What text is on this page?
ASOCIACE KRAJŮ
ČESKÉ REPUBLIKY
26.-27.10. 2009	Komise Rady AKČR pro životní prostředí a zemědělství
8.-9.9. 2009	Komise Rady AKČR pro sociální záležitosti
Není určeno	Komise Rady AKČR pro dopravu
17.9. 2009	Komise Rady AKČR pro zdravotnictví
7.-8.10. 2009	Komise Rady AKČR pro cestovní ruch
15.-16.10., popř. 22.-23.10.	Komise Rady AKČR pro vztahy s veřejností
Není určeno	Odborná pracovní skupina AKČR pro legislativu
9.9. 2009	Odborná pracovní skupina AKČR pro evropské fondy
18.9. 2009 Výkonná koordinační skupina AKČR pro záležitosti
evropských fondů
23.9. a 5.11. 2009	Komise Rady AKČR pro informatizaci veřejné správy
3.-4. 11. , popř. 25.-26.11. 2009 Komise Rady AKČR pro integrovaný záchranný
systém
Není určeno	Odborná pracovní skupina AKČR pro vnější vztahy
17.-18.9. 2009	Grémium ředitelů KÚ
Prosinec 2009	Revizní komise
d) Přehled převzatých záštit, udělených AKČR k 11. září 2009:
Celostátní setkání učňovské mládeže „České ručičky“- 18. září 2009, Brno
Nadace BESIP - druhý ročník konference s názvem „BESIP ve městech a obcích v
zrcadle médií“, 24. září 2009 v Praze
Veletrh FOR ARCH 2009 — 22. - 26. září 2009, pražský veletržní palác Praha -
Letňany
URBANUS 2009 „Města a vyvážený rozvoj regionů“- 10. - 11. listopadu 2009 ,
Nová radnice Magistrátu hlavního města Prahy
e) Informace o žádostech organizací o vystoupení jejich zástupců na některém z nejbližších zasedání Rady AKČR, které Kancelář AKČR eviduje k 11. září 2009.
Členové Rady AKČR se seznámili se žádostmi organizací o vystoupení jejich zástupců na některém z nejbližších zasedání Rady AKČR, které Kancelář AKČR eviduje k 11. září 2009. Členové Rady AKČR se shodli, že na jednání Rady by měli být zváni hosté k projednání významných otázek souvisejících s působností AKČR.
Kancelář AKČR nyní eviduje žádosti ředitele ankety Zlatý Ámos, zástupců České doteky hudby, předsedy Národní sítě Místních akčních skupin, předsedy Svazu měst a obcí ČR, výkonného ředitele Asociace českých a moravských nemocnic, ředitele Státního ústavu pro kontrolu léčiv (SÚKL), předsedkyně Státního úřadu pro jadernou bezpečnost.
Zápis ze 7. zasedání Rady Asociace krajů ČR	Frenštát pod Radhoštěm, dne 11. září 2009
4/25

* _PROBLEM DESCRIPTION_: Please set down each line of the records exactly as given.

* _EXERCISE OUTPUT_:
What text is on this page?
ASOCIACE KRAJŮ
ČESKÉ REPUBLIKY
26.-27.10. 2009	Komise Rady AKČR pro životní prostředí a zemědělství
8.-9.9. 2009	Komise Rady AKČR pro sociální záležitosti
Není určeno	Komise Rady AKČR pro dopravu
17.9. 2009	Komise Rady AKČR pro zdravotnictví
7.-8.10. 2009	Komise Rady AKČR pro cestovní ruch
15.-16.10., popř. 22.-23.10.	Komise Rady AKČR pro vztahy s veřejností
Není určeno	Odborná pracovní skupina AKČR pro legislativu
9.9. 2009	Odborná pracovní skupina AKČR pro evropské fondy
18.9. 2009 Výkonná koordinační skupina AKČR pro záležitosti
evropských fondů
23.9. a 5.11. 2009	Komise Rady AKČR pro informatizaci veřejné správy
3.-4. 11. , popř. 25.-26.11. 2009 Komise Rady AKČR pro integrovaný záchranný
systém
Není určeno	Odborná pracovní skupina AKČR pro vnější vztahy
17.-18.9. 2009	Grémium ředitelů KÚ
Prosinec 2009	Revizní komise
d) Přehled převzatých záštit, udělených AKČR k 11. září 2009:
Celostátní setkání učňovské mládeže „České ručičky“- 18. září 2009, Brno
Nadace BESIP - druhý ročník konference s názvem „BESIP ve městech a obcích v
zrcadle médií“, 24. září 2009 v Praze
Veletrh FOR ARCH 2009 — 22. - 26. září 2009, pražský veletržní palác Praha -
Letňany
URBANUS 2009 „Města a vyvážený rozvoj regionů“- 10. - 11. listopadu 2009 ,
Nová radnice Magistrátu hlavního města Prahy
e) Informace o žádostech organizací o vystoupení jejich zástupců na některém z nejbližších zasedání Rady AKČR, které Kancelář AKČR eviduje k 11. září 2009.
Členové Rady AKČR se seznámili se žádostmi organizací o vystoupení jejich zástupců na některém z nejbližších zasedání Rady AKČR, které Kancelář AKČR eviduje k 11. září 2009. Členové Rady AKČR se shodli, že na jednání Rady by měli být zváni hosté k projednání významných otázek souvisejících s působností AKČR.
Kancelář AKČR nyní eviduje žádosti ředitele ankety Zlatý Ámos, zástupců České doteky hudby, předsedy Národní sítě Místních akčních skupin, předsedy Svazu měst a obcí ČR, výkonného ředitele Asociace českých a moravských nemocnic, ředitele Státního ústavu pro kontrolu léčiv (SÚKL), předsedkyně Státního úřadu pro jadernou bezpečnost.
Zápis ze 7. zasedání Rady Asociace krajů ČR	Frenštát pod Radhoštěm, dne 11. září 2009
4/25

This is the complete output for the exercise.